→ **Textauszug**
* * *
Das Nebeneinander von Gegensätzen zieht sich in vielfältiger Form durch das Buch. So begegnet Sollmann dem (damals) unter strengem Hausarrest stehenden chinesischen Künstler Ai Weiwei auf offener Straße und erhält sogar die Gelegenheit, einige Worte mit ihm zu wechseln. Auch von geduldeten Demonstrationen und lautstark in der Öffentlichkeit ausgetragenen politischen Diskussionen bei gleichzeitiger Allgegenwart der Partei kann er berichten. Doch Sollmann bleibt immer Psychologe. Es sind weniger die großen Aktionen, die ihn beschäftigen. Ein großer Reiz des Buches liegt in der präzisen Beschreibung des Alltäglichen. So sprechen Chinesen offenbar immer dann lauter, wenn sie sich in einem intimen Raum meinen – selbst wenn diese Intimität nur virtuell mithilfe eines Handy-Kontaktes zu einem Freund oder einer Freundin hergestellt wird, der Sprecher sich aber tatsächlich auf einer belebten Straße mit vielen Zuhörern befindet. Und die kulturell bedingte hohe Schamschwelle sowie ein generell sehr distanziertes Verhältnis zum eigenen Körper hindern einzelne WorkshopteilnehmerInnen keineswegs daran, Sollmann mit Fragen zu konfrontieren, die ihn an Dr. Sommer aus der Jugendzeitschrift Bravo denken lassen.

Der chinesische Alltag wird von Sollmann kurzweilig und originell geschildert. So erläutert ihm ein Taxisfahrer, dass sich der chaotische, aber funktionierende Individualverkehr in Peking mit Hilfe von »subrules« organisiere, die der Fahrer auf Sollmanns Nachfrage allerdings auch nicht näher erläutern kann. Juxtaposition nennt Sollmann diese Nebeneinanderstellungen, die für ihn ein Schlüssel zum Verständnis der chinesischen Kultur sind. Dazu gehört auch die vermutlich auf die »Ein-Kind-Politik« zurückzuführende Überbehütung des eigenen Nachwuchses, die aber einen extrem hohen Leistungsanspruch nicht ausschließt und die elterliche Zuwendung an das Erreichen der absoluten Leistungsspitze koppelt.

Das Buch informiert aber auch konkret und gibt praktische Erläuterungen für Leser, die sich aus beruflichen Gründen mit China befassen möchten. So enthält es eine anschauliche Erläuterung der chinesischen Fehler- und Konfliktkultur, die teils stark vom europäischen Verständnis abweicht. Auch wirbt es um Verständnis für das für Westler eher befremdliche chinesische Kommunikationsverhalten, wonach menschliche Verbindungen immer auch als Geschäftsverbindungen und Kontaktabbrüche nicht oder nicht zwangsläufig als Beziehungsabbrüche angesehen werden.
* * *
→ **Auszüge aus Datensatz**
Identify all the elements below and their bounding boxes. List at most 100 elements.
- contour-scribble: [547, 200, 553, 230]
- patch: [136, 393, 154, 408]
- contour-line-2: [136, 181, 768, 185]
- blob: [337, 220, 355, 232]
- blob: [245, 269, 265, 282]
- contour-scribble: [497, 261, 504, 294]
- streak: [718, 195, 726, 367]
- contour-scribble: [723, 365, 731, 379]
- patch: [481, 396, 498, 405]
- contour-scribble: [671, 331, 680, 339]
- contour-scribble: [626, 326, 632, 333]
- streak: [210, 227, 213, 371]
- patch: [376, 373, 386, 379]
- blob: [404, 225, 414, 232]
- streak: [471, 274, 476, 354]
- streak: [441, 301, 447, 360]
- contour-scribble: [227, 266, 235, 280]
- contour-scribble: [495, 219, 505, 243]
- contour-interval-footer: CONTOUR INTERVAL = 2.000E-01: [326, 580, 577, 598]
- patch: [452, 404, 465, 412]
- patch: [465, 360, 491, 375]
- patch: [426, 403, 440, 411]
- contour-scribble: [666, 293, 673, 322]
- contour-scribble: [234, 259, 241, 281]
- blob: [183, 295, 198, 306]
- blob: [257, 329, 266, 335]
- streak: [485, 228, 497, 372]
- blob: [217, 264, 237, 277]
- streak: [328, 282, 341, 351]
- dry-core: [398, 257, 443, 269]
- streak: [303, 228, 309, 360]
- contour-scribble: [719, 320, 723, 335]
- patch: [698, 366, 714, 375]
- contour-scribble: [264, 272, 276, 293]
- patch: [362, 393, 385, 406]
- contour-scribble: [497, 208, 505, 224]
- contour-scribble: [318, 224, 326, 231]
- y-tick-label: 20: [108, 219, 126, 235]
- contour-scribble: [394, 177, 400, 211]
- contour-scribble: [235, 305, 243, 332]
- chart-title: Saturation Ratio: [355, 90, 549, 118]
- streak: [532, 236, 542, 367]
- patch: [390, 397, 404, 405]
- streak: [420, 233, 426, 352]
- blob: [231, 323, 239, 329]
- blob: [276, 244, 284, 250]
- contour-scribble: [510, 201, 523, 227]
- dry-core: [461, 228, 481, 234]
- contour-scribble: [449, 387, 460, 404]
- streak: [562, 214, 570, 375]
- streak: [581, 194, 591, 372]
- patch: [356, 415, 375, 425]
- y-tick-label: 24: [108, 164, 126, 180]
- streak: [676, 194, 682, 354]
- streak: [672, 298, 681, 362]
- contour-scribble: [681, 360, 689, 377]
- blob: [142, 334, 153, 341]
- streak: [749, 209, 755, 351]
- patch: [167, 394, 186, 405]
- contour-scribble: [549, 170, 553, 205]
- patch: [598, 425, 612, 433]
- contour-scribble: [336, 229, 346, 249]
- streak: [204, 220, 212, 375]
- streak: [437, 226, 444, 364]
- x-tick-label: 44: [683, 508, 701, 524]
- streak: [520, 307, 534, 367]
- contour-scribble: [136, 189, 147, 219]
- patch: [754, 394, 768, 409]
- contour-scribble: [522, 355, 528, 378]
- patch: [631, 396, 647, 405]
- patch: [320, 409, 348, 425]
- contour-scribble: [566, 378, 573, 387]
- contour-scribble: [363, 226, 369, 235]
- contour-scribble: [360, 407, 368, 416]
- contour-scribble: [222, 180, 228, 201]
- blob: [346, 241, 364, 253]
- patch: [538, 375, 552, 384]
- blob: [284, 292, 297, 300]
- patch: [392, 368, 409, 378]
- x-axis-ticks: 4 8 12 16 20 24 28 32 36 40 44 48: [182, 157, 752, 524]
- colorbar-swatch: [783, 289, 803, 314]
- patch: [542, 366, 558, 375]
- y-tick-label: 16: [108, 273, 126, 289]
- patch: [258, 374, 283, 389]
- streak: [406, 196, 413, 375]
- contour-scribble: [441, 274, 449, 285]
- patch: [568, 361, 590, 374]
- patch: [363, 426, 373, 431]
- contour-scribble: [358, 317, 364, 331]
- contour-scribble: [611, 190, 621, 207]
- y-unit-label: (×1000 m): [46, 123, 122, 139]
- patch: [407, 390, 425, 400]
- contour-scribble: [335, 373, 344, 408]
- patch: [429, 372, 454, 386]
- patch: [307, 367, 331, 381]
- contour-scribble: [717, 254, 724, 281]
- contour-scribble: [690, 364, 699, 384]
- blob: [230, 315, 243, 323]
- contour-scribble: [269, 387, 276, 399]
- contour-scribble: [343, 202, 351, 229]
* * *
→ **Aufgabe**
Gib an, welchen Begriff Sollmann laut dem Textauszug für die Nebeneinanderstellungen verwendet, die für ihn ein Schlüssel zum Verständnis der chinesischen Kultur sind.

→ **Erwartete Ausgabe**
Juxtaposition